Data provided:
===
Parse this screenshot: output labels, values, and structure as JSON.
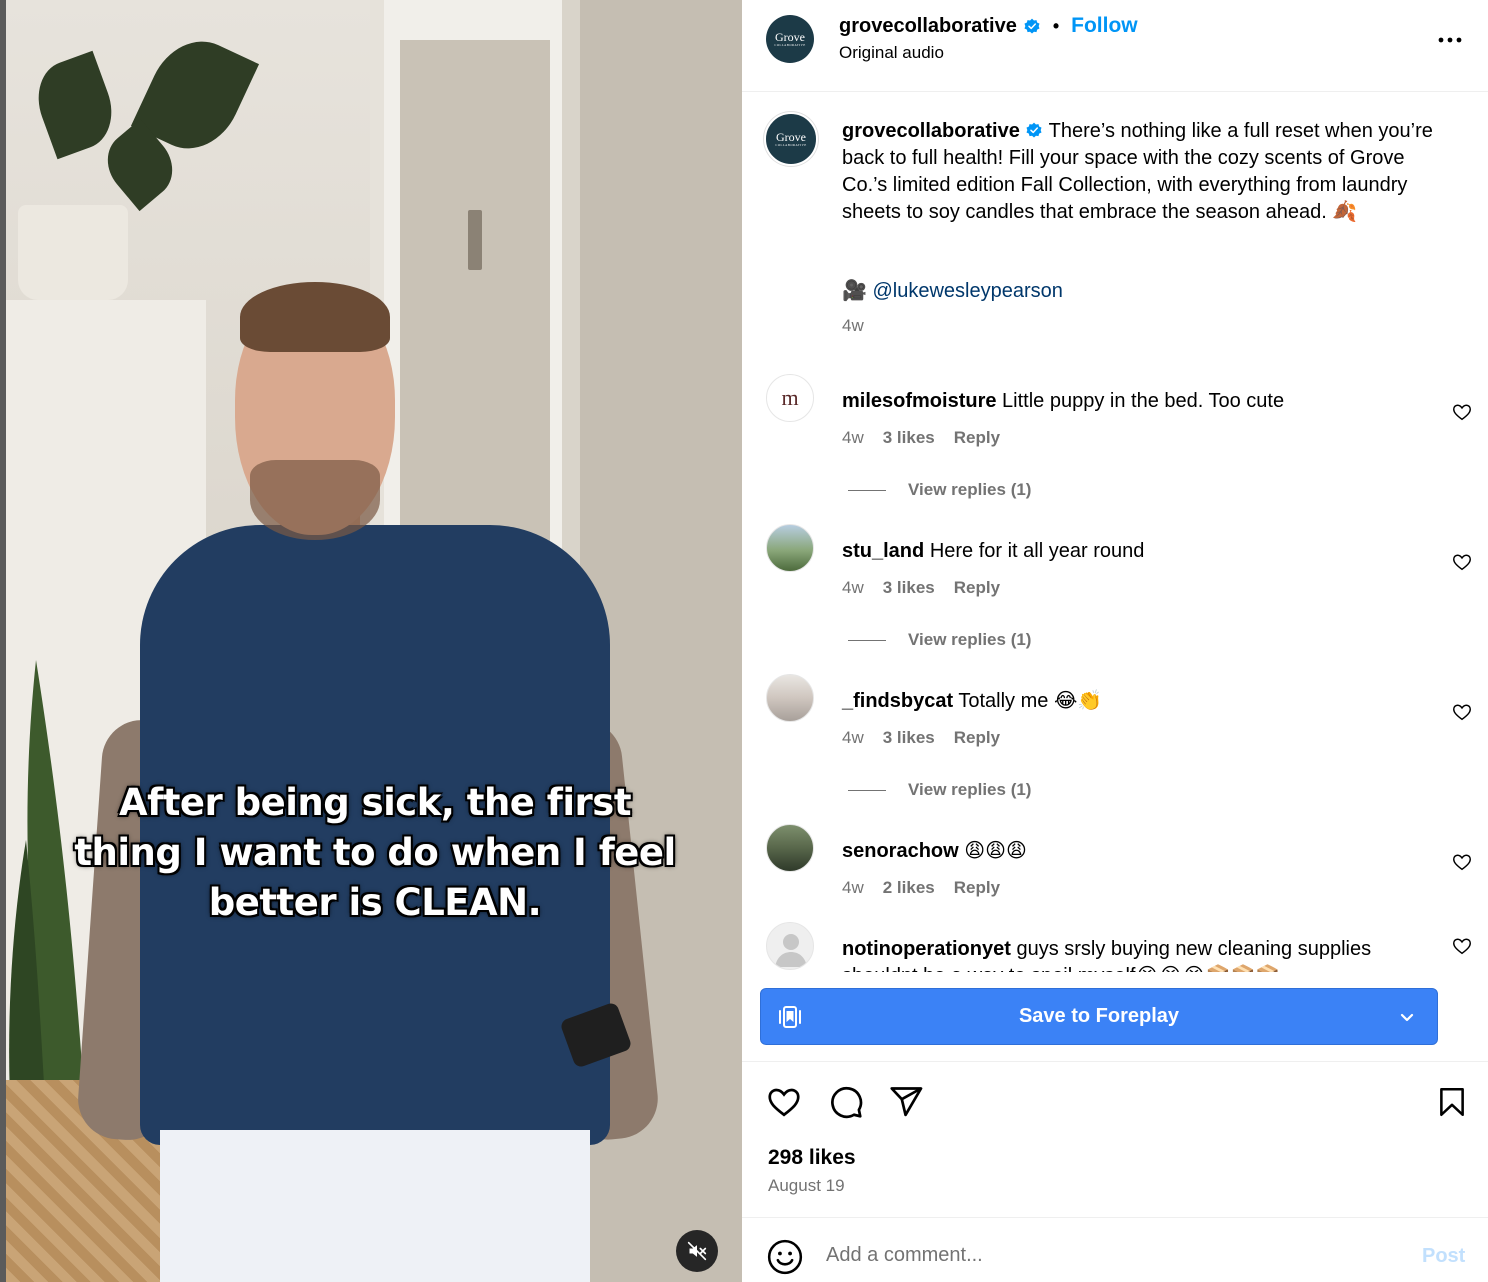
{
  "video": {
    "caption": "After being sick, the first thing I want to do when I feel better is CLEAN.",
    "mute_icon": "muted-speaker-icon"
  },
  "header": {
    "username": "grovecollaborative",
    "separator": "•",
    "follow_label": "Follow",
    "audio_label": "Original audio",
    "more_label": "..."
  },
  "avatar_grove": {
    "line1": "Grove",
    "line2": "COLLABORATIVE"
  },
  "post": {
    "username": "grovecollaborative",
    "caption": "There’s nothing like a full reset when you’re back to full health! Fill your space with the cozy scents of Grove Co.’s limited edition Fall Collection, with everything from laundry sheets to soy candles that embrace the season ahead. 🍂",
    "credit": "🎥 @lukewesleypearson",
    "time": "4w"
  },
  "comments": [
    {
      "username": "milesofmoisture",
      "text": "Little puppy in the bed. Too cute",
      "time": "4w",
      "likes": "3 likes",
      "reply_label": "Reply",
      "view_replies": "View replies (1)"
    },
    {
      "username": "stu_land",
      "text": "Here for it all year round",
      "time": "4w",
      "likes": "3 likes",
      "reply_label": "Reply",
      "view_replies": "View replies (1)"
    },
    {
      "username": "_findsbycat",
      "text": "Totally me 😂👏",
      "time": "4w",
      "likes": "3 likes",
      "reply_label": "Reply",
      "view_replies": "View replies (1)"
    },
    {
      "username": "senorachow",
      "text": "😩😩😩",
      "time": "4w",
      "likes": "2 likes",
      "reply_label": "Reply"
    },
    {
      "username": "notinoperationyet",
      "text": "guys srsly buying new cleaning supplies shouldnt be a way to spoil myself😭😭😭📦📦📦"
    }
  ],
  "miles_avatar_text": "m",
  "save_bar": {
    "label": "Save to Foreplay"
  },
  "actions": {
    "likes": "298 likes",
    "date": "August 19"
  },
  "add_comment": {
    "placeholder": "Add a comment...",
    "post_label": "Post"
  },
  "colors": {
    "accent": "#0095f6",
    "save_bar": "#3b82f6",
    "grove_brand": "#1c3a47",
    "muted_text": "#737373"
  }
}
===
Problem to work on:
Pictures in the records should not appear in your copy, but everything else must be transcribed exactly.

Solved exercise:
Parse this screenshot: output labels, values, and structure as JSON.
{
  "video": {
    "caption": "After being sick, the first thing I want to do when I feel better is CLEAN.",
    "mute_icon": "muted-speaker-icon"
  },
  "header": {
    "username": "grovecollaborative",
    "separator": "•",
    "follow_label": "Follow",
    "audio_label": "Original audio",
    "more_label": "..."
  },
  "avatar_grove": {
    "line1": "Grove",
    "line2": "COLLABORATIVE"
  },
  "post": {
    "username": "grovecollaborative",
    "caption": "There’s nothing like a full reset when you’re back to full health! Fill your space with the cozy scents of Grove Co.’s limited edition Fall Collection, with everything from laundry sheets to soy candles that embrace the season ahead. 🍂",
    "credit": "🎥 @lukewesleypearson",
    "time": "4w"
  },
  "comments": [
    {
      "username": "milesofmoisture",
      "text": "Little puppy in the bed. Too cute",
      "time": "4w",
      "likes": "3 likes",
      "reply_label": "Reply",
      "view_replies": "View replies (1)"
    },
    {
      "username": "stu_land",
      "text": "Here for it all year round",
      "time": "4w",
      "likes": "3 likes",
      "reply_label": "Reply",
      "view_replies": "View replies (1)"
    },
    {
      "username": "_findsbycat",
      "text": "Totally me 😂👏",
      "time": "4w",
      "likes": "3 likes",
      "reply_label": "Reply",
      "view_replies": "View replies (1)"
    },
    {
      "username": "senorachow",
      "text": "😩😩😩",
      "time": "4w",
      "likes": "2 likes",
      "reply_label": "Reply"
    },
    {
      "username": "notinoperationyet",
      "text": "guys srsly buying new cleaning supplies shouldnt be a way to spoil myself😭😭😭📦📦📦"
    }
  ],
  "miles_avatar_text": "m",
  "save_bar": {
    "label": "Save to Foreplay"
  },
  "actions": {
    "likes": "298 likes",
    "date": "August 19"
  },
  "add_comment": {
    "placeholder": "Add a comment...",
    "post_label": "Post"
  },
  "colors": {
    "accent": "#0095f6",
    "save_bar": "#3b82f6",
    "grove_brand": "#1c3a47",
    "muted_text": "#737373"
  }
}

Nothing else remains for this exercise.